┌──

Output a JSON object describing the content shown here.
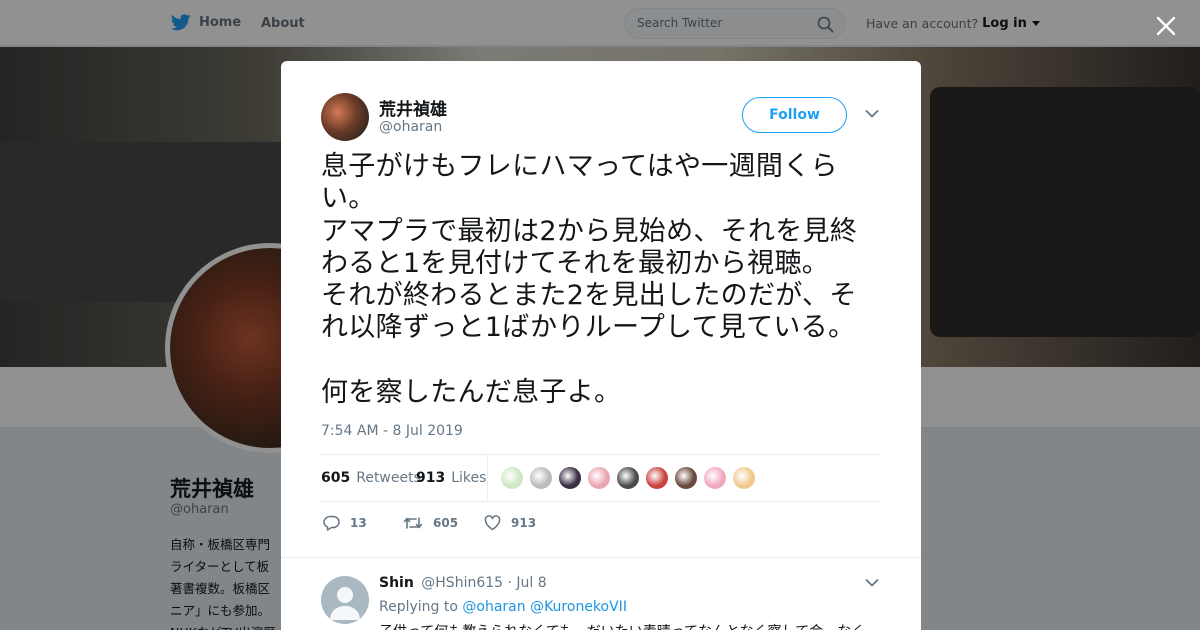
{
  "nav": {
    "home_label": "Home",
    "about_label": "About",
    "search_placeholder": "Search Twitter",
    "account_prompt": "Have an account?",
    "login_label": "Log in"
  },
  "background_profile": {
    "name": "荒井禎雄",
    "handle": "@oharan",
    "bio_lines": [
      "自称・板橋区専門",
      "ライターとして板",
      "著書複数。板橋区",
      "ニア」にも参加。",
      "NHKなどTV出演歴"
    ]
  },
  "tweet": {
    "author_name": "荒井禎雄",
    "author_handle": "@oharan",
    "follow_label": "Follow",
    "text": "息子がけもフレにハマってはや一週間くらい。\nアマプラで最初は2から見始め、それを見終わると1を見付けてそれを最初から視聴。\nそれが終わるとまた2を見出したのだが、それ以降ずっと1ばかりループして見ている。\n\n何を察したんだ息子よ。",
    "timestamp": "7:54 AM - 8 Jul 2019",
    "retweets_count": "605",
    "retweets_label": "Retweets",
    "likes_count": "913",
    "likes_label": "Likes",
    "liker_colors": [
      "#cde8c4",
      "#b9bcbd",
      "#3a2e45",
      "#e9a6b0",
      "#4b4b4b",
      "#c9433f",
      "#6b4a3e",
      "#f2a7c0",
      "#f1c98e"
    ],
    "reply_count": "13",
    "retweet_action_count": "605",
    "like_action_count": "913"
  },
  "reply": {
    "name": "Shin",
    "handle": "@HShin615",
    "date": "· Jul 8",
    "replying_to_label": "Replying to",
    "mention_1": "@oharan",
    "mention_2": "@KuronekoVII",
    "text": "子供って何も教えられなくても、だいたい素晴ってなんとなく察して会…なく"
  },
  "colors": {
    "accent": "#1da1f2",
    "link": "#1b95e0",
    "text_primary": "#14171a",
    "text_secondary": "#657786"
  }
}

└──

### Stated goal
Omit each picture, then return all of the listing exactly as it stands.

### Expected output
Output a JSON object describing the content shown here.
{
  "nav": {
    "home_label": "Home",
    "about_label": "About",
    "search_placeholder": "Search Twitter",
    "account_prompt": "Have an account?",
    "login_label": "Log in"
  },
  "background_profile": {
    "name": "荒井禎雄",
    "handle": "@oharan",
    "bio_lines": [
      "自称・板橋区専門",
      "ライターとして板",
      "著書複数。板橋区",
      "ニア」にも参加。",
      "NHKなどTV出演歴"
    ]
  },
  "tweet": {
    "author_name": "荒井禎雄",
    "author_handle": "@oharan",
    "follow_label": "Follow",
    "text": "息子がけもフレにハマってはや一週間くらい。\nアマプラで最初は2から見始め、それを見終わると1を見付けてそれを最初から視聴。\nそれが終わるとまた2を見出したのだが、それ以降ずっと1ばかりループして見ている。\n\n何を察したんだ息子よ。",
    "timestamp": "7:54 AM - 8 Jul 2019",
    "retweets_count": "605",
    "retweets_label": "Retweets",
    "likes_count": "913",
    "likes_label": "Likes",
    "liker_colors": [
      "#cde8c4",
      "#b9bcbd",
      "#3a2e45",
      "#e9a6b0",
      "#4b4b4b",
      "#c9433f",
      "#6b4a3e",
      "#f2a7c0",
      "#f1c98e"
    ],
    "reply_count": "13",
    "retweet_action_count": "605",
    "like_action_count": "913"
  },
  "reply": {
    "name": "Shin",
    "handle": "@HShin615",
    "date": "· Jul 8",
    "replying_to_label": "Replying to",
    "mention_1": "@oharan",
    "mention_2": "@KuronekoVII",
    "text": "子供って何も教えられなくても、だいたい素晴ってなんとなく察して会…なく"
  },
  "colors": {
    "accent": "#1da1f2",
    "link": "#1b95e0",
    "text_primary": "#14171a",
    "text_secondary": "#657786"
  }
}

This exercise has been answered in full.